▶

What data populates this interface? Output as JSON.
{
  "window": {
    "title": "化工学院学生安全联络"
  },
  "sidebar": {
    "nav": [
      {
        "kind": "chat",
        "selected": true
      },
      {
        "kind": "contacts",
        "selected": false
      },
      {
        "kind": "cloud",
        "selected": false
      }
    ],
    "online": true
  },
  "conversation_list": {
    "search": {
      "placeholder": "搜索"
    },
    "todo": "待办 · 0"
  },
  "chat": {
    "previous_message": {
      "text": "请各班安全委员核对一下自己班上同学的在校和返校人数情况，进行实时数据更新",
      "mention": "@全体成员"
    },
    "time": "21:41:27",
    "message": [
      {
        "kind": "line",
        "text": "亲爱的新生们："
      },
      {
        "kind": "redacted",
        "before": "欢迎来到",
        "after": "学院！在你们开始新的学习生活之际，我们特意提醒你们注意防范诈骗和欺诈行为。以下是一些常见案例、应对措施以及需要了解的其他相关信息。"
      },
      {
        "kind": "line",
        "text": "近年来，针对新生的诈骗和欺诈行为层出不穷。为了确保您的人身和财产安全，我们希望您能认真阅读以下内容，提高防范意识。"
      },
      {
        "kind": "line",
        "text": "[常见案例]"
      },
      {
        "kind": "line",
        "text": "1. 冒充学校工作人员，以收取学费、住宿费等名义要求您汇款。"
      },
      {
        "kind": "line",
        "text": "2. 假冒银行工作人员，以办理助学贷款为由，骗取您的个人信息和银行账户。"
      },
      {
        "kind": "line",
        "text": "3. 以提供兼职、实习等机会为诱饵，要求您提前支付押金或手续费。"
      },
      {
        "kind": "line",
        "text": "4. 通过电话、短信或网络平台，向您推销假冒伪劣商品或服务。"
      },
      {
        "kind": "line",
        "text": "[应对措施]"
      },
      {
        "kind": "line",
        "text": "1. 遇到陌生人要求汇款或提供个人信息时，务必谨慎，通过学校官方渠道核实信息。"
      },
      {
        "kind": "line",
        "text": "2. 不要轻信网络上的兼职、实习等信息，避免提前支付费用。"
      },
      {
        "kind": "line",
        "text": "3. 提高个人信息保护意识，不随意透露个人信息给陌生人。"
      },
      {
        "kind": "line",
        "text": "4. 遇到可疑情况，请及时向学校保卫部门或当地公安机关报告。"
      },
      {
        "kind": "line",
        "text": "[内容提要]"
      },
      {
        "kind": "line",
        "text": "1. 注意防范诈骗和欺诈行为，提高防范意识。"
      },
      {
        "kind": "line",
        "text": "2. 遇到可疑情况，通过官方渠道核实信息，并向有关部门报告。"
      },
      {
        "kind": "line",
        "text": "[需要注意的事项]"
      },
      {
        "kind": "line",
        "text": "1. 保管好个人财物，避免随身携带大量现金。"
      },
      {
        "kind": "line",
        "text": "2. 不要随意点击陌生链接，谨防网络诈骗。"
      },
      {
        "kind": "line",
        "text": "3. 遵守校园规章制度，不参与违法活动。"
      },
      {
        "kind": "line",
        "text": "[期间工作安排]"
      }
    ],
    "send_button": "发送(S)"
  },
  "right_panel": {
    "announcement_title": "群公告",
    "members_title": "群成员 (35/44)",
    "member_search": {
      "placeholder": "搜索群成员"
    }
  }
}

◀

• [Required work]: Scan the listing above for the word "提高防范意识" and show each line where it is found.

• [Output for this task]:
        "text": "近年来，针对新生的诈骗和欺诈行为层出不穷。为了确保您的人身和财产安全，我们希望您能认真阅读以下内容，提高防范意识。"
        "text": "1. 注意防范诈骗和欺诈行为，提高防范意识。"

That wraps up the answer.